Then, finally, minimizing data can help with organizational effectiveness and improved outcomes. In many cases, data minimization enables organizational maximization. The National Common Intelligence Application database held around 400 pieces of missed information about the man who would become the Manchester Arena terrorist bomber, killing 22 people and injuring more than 800, most of them children. The system was built by merging existing system data together into one platform, but the database was unstable and very hard to search because of mass duplications of data that made identifying crucial intelligence almost impossible.

System owners had decided not to try to deduplicate the data until the end of the migration, which would be four years later. MI5 and police officers warned supervisors that the system was not fit for purpose, but it was rolled out anyway. By the time of the bombing, up to 20% of the content in the system was duplicated. The system bloated with redundant data, was so slow to search that they were still finding the 400 bits of missed information long after the bombing had happened. If that data had been minimized, its efficacy would have been maximized. The inquiry into the attack found that the bombing would have been prevented if the missed information was findable originally.

(Data section):
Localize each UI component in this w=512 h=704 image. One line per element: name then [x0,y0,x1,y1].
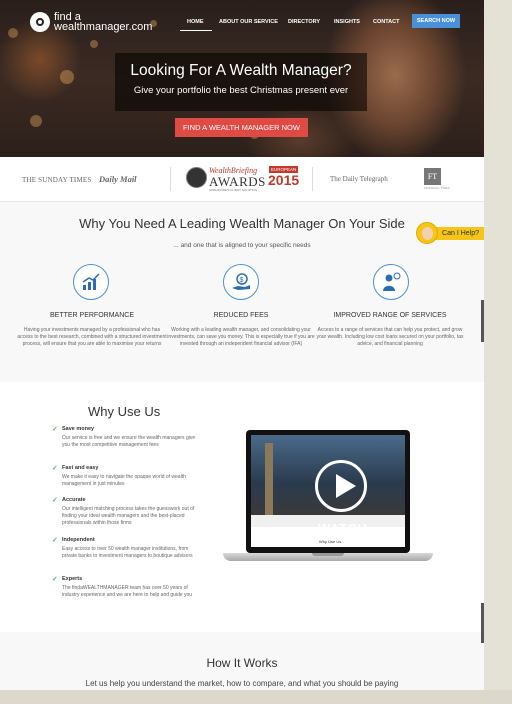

(Task goal):
Please answer these questions from the data minimization text:
1. About how many pieces of missed information did the National Common Intelligence Application database hold about the man who became the Manchester Arena bomber?
2. When had the system owners decided to deduplicate the data?
3. By the time of the bombing, up to what share of the system's content was duplicated?
The lines come from a different source than the data minimization text.

(Reply to the task):
1. About 400.
2. At the end of the migration, four years later.
3. Up to 20%.